Raw records
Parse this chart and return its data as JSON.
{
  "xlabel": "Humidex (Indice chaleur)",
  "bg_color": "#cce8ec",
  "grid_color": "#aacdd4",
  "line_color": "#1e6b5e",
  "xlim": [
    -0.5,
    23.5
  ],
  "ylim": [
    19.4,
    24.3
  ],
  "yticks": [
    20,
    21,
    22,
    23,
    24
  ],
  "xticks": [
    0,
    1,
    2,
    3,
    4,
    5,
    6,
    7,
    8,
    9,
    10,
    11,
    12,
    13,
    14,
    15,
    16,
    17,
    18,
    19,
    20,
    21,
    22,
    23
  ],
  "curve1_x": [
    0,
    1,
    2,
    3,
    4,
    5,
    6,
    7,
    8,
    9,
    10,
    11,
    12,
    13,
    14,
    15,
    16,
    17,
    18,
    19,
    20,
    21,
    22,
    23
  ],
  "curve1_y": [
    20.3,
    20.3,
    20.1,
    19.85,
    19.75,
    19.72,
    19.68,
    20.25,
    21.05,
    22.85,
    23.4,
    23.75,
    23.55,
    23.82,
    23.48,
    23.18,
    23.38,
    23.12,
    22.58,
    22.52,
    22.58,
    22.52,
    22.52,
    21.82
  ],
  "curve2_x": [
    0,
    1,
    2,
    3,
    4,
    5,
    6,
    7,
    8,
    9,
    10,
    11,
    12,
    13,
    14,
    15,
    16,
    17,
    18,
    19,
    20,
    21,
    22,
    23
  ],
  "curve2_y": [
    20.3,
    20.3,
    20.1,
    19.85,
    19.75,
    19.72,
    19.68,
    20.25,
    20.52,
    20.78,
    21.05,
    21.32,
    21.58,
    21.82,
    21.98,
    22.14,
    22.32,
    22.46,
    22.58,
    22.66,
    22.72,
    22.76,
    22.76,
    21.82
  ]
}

◆ Problem description
Your task is to repeat every line exactly.

◆ Correct response
Parse this chart and return its data as JSON.
{
  "xlabel": "Humidex (Indice chaleur)",
  "bg_color": "#cce8ec",
  "grid_color": "#aacdd4",
  "line_color": "#1e6b5e",
  "xlim": [
    -0.5,
    23.5
  ],
  "ylim": [
    19.4,
    24.3
  ],
  "yticks": [
    20,
    21,
    22,
    23,
    24
  ],
  "xticks": [
    0,
    1,
    2,
    3,
    4,
    5,
    6,
    7,
    8,
    9,
    10,
    11,
    12,
    13,
    14,
    15,
    16,
    17,
    18,
    19,
    20,
    21,
    22,
    23
  ],
  "curve1_x": [
    0,
    1,
    2,
    3,
    4,
    5,
    6,
    7,
    8,
    9,
    10,
    11,
    12,
    13,
    14,
    15,
    16,
    17,
    18,
    19,
    20,
    21,
    22,
    23
  ],
  "curve1_y": [
    20.3,
    20.3,
    20.1,
    19.85,
    19.75,
    19.72,
    19.68,
    20.25,
    21.05,
    22.85,
    23.4,
    23.75,
    23.55,
    23.82,
    23.48,
    23.18,
    23.38,
    23.12,
    22.58,
    22.52,
    22.58,
    22.52,
    22.52,
    21.82
  ],
  "curve2_x": [
    0,
    1,
    2,
    3,
    4,
    5,
    6,
    7,
    8,
    9,
    10,
    11,
    12,
    13,
    14,
    15,
    16,
    17,
    18,
    19,
    20,
    21,
    22,
    23
  ],
  "curve2_y": [
    20.3,
    20.3,
    20.1,
    19.85,
    19.75,
    19.72,
    19.68,
    20.25,
    20.52,
    20.78,
    21.05,
    21.32,
    21.58,
    21.82,
    21.98,
    22.14,
    22.32,
    22.46,
    22.58,
    22.66,
    22.72,
    22.76,
    22.76,
    21.82
  ]
}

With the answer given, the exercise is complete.